* [DOCUMENT TEXT]:
United States District Court, D. Kansas

July 23, 2019

DERRICK HOWARD, Plaintiff,
v.
FARMERS INSURANCE COMPANY, INC., MID-CENTURY INSURANCE COMPANY, INC., GREGORY SCHER, WOOLLS PEER DOLLINGER & SCHER, and KIMBERLY HASKINS, Defendants.

          MEMORANDUM AND ORDER

          Daniel D. Crabtree United States District Judge.

         Before the court is defendants Farmers Insurance Company, Inc. (“Farmers”) and Mid-Century Insurance Company, Inc.'s (“Mid-Century”) Motion to Dismiss (Doc. 24). Also before the court is defendants Gregory Scher and Woolls Peer Dollinger & Scher's (“WPDS”) Motion to Dismiss Action (Doc. 26). Although the court has granted plaintiff Derrick Howard multiple extensions of time to file a response to the motions, Mr. Howard did not timely respond. Nor did Mr. Howard respond to the court's Notice and Order to Show Cause (Doc. 35) requiring him to explain why the court should not dismiss his claim against defendant Kimberly Haskins. Having reviewed the opening papers and the relevant legal authority, the court concludes (1) Mr. Howard's claims against Farmers and Mid-Century are barred by the applicable statutes of limitations or must be raised in the Central District of California; and (2) Mr. Howard has not advanced any allegations that support the court's personal jurisdiction over Mr. Scher and WPDS. The court also dismisses the action against Ms. Haskins for failure to complete service of process and failure to prosecute.

         I. Factual Allegations

         The court derives the following factual allegations from Mr. Howard's pro se Complaint (Doc. 1). And, the court construes Mr. Howard's Complaint liberally because he proceeds pro se. Hall v. Bellmon, 935 F.2d 1106, 1110 (10th Cir. 1991) (“A pro se litigant's pleadings are to be construed liberally and held to a less stringent standard than formal pleadings drafted by lawyers.”).

* [DIRECTIVE]:
Please answer these questions from the court order:
(a) On what date was the order issued?
(b) What document number does the order give for the Notice and Order to Show Cause?
(c) Which case does the court cite as support for reading a pro se litigant's pleadings liberally?

* [DATA SECTION]:
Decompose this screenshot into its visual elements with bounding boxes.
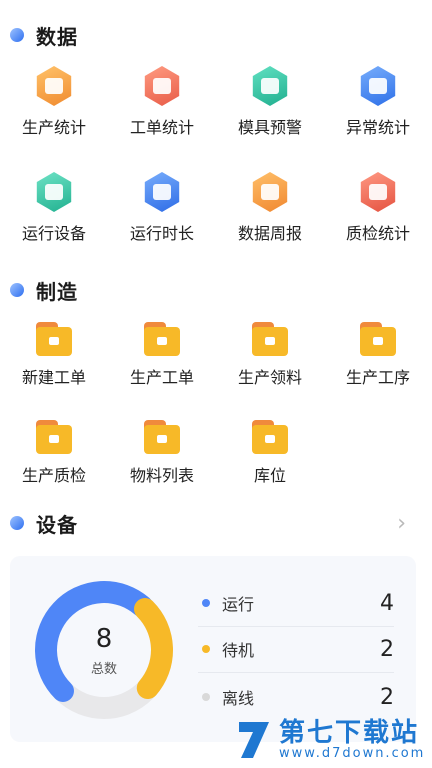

--

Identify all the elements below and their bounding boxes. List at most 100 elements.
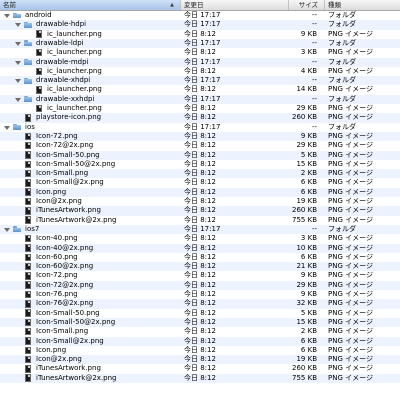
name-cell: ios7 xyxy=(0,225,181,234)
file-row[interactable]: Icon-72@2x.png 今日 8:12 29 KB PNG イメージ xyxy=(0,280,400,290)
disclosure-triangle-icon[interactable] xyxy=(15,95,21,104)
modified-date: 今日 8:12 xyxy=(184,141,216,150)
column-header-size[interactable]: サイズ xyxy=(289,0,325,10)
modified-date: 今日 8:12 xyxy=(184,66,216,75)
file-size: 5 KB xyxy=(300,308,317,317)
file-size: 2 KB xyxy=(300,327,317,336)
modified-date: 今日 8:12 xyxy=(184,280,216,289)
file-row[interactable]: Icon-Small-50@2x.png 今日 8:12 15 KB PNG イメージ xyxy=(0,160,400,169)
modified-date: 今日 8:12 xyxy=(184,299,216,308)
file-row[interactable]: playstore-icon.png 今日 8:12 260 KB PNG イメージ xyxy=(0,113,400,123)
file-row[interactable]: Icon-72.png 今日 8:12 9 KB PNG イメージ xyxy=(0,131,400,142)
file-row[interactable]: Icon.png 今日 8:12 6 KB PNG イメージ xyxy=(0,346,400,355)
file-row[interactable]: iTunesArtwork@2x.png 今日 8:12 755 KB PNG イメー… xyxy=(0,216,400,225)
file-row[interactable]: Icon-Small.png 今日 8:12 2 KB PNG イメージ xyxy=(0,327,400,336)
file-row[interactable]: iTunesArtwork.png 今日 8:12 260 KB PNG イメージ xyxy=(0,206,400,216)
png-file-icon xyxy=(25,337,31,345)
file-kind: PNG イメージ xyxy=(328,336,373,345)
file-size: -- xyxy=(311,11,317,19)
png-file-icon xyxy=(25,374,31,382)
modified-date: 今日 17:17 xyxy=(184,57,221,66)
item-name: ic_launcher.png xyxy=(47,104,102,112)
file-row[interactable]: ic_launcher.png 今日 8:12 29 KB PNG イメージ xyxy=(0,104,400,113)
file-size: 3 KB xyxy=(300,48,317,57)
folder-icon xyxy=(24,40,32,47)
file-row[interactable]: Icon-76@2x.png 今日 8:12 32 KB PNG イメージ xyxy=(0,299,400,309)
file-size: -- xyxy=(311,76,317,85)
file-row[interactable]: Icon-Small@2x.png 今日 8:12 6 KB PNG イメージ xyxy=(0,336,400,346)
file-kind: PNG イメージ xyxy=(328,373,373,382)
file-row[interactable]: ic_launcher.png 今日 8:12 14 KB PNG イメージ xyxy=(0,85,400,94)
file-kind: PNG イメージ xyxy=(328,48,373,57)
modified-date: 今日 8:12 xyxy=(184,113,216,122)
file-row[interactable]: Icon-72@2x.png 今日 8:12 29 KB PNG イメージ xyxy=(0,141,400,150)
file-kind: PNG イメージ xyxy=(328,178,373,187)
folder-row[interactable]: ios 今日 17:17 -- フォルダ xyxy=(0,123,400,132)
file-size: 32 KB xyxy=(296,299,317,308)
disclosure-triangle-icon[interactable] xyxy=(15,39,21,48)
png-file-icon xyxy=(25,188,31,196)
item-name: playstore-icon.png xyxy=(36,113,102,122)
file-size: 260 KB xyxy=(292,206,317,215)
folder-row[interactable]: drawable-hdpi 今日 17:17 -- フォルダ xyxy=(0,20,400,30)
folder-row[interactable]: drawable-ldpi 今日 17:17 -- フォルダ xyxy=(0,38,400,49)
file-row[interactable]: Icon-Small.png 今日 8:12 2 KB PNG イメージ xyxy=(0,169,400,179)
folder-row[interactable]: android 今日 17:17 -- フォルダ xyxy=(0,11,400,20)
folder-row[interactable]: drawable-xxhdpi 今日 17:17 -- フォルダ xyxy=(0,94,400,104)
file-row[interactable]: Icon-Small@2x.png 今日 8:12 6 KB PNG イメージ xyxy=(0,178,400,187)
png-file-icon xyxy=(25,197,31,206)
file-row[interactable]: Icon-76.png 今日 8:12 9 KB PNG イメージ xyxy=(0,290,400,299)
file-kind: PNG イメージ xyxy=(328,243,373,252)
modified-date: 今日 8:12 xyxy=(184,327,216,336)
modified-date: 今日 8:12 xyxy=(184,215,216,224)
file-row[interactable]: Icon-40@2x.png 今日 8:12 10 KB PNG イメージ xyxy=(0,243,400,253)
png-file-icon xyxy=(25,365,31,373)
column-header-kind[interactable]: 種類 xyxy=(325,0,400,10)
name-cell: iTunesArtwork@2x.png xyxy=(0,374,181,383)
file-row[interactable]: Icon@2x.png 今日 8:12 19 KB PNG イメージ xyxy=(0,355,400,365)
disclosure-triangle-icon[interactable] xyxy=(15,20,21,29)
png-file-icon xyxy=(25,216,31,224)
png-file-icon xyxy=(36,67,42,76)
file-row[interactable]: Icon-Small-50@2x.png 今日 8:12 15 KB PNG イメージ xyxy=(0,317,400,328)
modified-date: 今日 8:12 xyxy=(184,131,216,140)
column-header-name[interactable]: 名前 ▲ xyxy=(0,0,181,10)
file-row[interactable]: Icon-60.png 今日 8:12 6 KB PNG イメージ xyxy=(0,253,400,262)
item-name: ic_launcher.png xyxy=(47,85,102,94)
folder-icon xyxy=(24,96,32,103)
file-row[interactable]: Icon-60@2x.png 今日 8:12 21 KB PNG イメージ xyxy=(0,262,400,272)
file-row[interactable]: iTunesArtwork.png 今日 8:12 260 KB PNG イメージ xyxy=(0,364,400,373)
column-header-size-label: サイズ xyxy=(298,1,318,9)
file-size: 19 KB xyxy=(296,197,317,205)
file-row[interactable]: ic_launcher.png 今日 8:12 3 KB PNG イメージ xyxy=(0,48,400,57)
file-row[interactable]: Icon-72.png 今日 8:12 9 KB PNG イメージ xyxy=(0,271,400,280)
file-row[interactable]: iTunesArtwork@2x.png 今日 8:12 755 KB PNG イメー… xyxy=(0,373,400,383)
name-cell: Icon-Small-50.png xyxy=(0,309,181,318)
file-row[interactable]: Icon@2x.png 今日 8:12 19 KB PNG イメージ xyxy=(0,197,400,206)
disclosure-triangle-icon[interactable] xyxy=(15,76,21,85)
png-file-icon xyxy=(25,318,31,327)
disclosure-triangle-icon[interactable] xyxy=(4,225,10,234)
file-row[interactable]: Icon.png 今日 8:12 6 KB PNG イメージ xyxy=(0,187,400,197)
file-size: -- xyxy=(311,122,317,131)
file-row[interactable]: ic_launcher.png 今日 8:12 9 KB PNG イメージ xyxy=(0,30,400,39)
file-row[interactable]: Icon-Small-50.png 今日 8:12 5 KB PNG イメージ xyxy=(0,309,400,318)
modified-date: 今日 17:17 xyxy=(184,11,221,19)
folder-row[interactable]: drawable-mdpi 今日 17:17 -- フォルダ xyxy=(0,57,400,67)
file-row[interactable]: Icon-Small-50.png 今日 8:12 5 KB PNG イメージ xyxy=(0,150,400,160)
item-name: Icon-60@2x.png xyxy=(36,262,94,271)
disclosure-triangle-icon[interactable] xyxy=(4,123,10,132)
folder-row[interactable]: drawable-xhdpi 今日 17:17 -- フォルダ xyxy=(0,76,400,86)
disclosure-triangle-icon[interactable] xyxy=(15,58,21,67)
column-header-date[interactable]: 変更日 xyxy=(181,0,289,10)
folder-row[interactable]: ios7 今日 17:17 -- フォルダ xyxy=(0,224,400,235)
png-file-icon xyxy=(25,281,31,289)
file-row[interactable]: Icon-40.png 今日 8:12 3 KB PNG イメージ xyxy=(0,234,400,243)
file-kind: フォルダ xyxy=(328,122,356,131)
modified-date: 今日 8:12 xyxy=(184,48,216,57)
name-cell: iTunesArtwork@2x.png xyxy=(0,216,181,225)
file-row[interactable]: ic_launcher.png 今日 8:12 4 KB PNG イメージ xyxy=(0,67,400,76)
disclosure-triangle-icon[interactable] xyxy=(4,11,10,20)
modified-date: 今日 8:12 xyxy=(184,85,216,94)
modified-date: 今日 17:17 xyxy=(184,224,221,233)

--

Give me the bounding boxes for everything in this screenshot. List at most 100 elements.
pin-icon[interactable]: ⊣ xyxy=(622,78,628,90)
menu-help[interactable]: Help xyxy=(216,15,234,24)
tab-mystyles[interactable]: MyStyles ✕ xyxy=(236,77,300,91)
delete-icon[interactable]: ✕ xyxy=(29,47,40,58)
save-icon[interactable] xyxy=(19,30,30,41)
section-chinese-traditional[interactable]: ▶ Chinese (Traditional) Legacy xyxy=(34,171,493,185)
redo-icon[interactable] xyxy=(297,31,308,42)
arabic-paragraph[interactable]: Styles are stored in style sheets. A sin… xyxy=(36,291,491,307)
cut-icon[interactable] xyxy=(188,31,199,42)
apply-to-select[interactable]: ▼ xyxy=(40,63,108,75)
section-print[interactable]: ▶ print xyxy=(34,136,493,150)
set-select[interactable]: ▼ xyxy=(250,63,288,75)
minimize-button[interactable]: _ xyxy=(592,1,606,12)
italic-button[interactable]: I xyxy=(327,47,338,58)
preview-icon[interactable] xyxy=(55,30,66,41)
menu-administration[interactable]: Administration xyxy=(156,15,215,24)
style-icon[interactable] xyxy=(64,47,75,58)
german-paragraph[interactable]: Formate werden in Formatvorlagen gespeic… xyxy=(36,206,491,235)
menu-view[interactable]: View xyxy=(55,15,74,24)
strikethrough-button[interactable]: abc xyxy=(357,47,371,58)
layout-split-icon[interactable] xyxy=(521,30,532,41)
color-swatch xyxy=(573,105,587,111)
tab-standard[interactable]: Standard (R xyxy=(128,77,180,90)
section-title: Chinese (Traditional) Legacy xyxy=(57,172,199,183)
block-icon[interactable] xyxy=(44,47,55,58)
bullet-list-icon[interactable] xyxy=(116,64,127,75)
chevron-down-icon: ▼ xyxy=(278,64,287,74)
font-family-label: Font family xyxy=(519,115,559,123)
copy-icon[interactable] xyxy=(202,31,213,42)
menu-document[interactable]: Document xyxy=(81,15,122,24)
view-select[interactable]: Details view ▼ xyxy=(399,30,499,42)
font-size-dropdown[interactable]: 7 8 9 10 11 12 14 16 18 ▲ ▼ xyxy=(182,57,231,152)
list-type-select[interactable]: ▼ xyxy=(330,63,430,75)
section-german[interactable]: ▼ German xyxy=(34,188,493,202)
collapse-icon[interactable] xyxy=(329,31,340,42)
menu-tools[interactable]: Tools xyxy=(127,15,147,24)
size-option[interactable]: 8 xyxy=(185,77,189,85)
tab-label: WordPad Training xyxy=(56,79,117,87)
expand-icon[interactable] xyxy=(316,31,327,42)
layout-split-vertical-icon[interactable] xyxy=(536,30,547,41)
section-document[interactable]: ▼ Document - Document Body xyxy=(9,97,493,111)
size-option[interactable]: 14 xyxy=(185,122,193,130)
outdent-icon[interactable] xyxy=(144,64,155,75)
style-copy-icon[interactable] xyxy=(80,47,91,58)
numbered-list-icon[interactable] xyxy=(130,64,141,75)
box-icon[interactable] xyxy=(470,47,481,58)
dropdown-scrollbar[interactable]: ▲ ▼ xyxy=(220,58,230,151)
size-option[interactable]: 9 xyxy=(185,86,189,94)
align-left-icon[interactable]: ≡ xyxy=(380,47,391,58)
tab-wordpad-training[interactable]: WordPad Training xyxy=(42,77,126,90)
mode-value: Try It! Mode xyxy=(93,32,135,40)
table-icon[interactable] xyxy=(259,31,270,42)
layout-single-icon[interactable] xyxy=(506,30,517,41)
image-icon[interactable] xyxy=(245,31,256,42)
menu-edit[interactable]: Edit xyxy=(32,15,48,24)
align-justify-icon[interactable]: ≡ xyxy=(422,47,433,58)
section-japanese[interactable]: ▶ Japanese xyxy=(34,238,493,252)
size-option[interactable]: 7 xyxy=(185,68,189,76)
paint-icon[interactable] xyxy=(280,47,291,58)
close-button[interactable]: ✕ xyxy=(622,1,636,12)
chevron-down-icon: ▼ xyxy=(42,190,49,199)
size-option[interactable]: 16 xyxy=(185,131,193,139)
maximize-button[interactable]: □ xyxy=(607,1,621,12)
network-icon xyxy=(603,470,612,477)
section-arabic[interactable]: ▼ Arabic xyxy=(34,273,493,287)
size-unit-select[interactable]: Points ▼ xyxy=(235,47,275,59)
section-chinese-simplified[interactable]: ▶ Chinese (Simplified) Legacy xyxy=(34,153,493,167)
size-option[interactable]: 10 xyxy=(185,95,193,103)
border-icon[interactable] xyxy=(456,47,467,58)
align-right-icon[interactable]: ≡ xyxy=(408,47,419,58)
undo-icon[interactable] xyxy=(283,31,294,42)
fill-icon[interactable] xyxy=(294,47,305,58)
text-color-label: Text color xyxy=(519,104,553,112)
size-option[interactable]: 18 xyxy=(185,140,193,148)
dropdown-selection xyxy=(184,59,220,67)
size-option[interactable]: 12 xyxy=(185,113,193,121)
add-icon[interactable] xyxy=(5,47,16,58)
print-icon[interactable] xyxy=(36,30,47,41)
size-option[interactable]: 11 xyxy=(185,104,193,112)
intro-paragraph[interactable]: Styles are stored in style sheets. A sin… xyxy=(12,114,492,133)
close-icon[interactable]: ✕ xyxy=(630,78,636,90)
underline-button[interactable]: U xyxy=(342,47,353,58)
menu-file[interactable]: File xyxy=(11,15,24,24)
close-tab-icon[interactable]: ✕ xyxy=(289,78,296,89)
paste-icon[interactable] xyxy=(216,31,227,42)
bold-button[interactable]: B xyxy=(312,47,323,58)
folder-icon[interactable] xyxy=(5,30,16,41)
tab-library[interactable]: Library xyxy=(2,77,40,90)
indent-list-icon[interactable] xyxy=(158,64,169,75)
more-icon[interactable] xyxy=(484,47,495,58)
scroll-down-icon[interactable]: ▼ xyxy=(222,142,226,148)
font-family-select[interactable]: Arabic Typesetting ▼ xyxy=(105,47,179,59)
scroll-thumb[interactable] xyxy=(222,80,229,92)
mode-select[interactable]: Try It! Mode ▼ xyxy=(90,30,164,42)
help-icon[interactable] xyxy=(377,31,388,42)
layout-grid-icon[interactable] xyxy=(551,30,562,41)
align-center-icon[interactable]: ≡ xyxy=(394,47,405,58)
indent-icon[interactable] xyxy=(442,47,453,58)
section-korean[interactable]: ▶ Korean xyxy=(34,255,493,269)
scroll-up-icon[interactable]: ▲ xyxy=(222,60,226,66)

* [CORRECT RESPONSE]:
(a) July 23, 2019
(b) Doc. 35
(c) Hall v. Bellmon, 935 F.2d 1106, 1110 (10th Cir. 1991)